WHAT IS BEING ASKED.
Search the data for the string "более" and gather each line it is in.

INPUT DATA.
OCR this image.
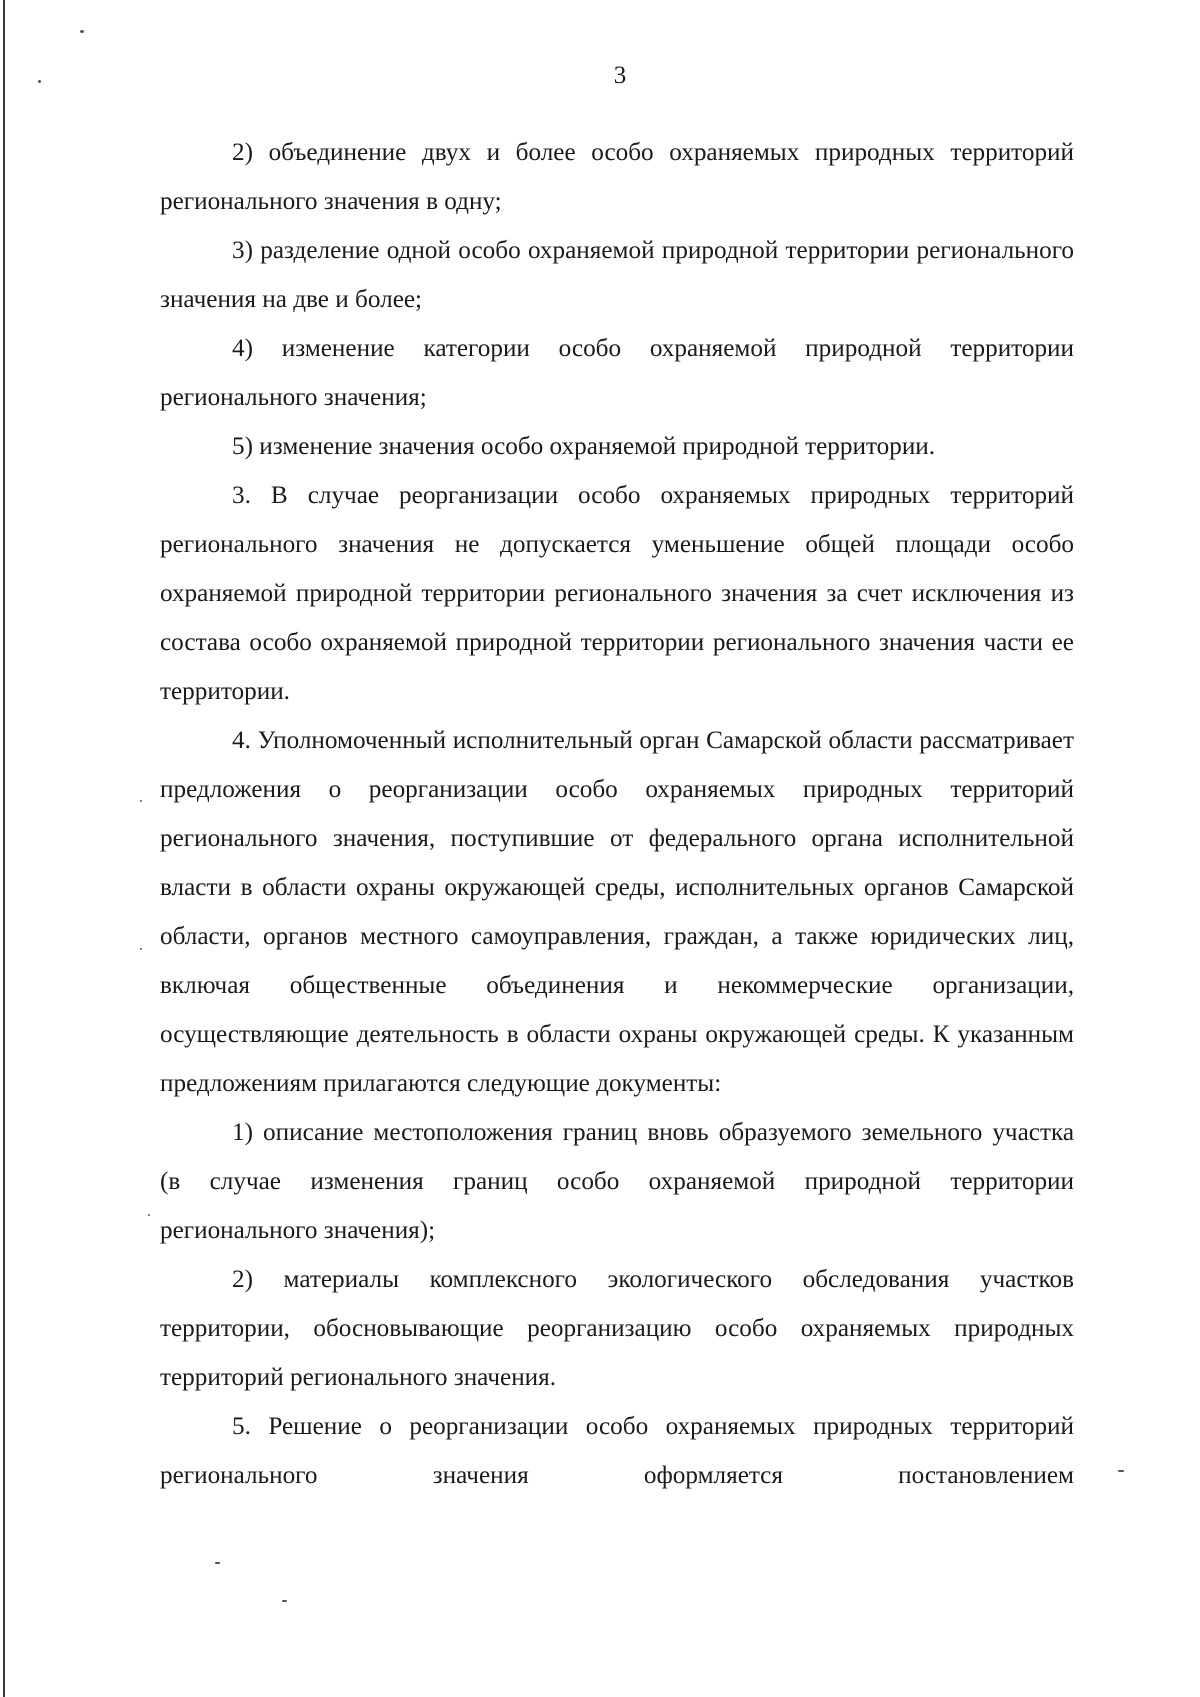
3

2) объединение двух и более особо охраняемых природных территорий регионального значения в одну;

3) разделение одной особо охраняемой природной территории регионального значения на две и более;

4) изменение категории особо охраняемой природной территории регионального значения;

5) изменение значения особо охраняемой природной территории.

3. В случае реорганизации особо охраняемых природных территорий регионального значения не допускается уменьшение общей площади особо охраняемой природной территории регионального значения за счет исключения из состава особо охраняемой природной территории регионального значения части ее территории.

4. Уполномоченный исполнительный орган Самарской области рассматривает предложения о реорганизации особо охраняемых природных территорий регионального значения, поступившие от федерального органа исполнительной власти в области охраны окружающей среды, исполнительных органов Самарской области, органов местного самоуправления, граждан, а также юридических лиц, включая общественные объединения и некоммерческие организации, осуществляющие деятельность в области охраны окружающей среды. К указанным предложениям прилагаются следующие документы:

1) описание местоположения границ вновь образуемого земельного участка (в случае изменения границ особо охраняемой природной территории регионального значения);

2) материалы комплексного экологического обследования участков территории, обосновывающие реорганизацию особо охраняемых природных территорий регионального значения.

5. Решение о реорганизации особо охраняемых природных территорий регионального значения оформляется постановлением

TASK ANSWER.
2) объединение двух и более особо охраняемых природных территорий регионального значения в одну;
3) разделение одной особо охраняемой природной территории регионального значения на две и более;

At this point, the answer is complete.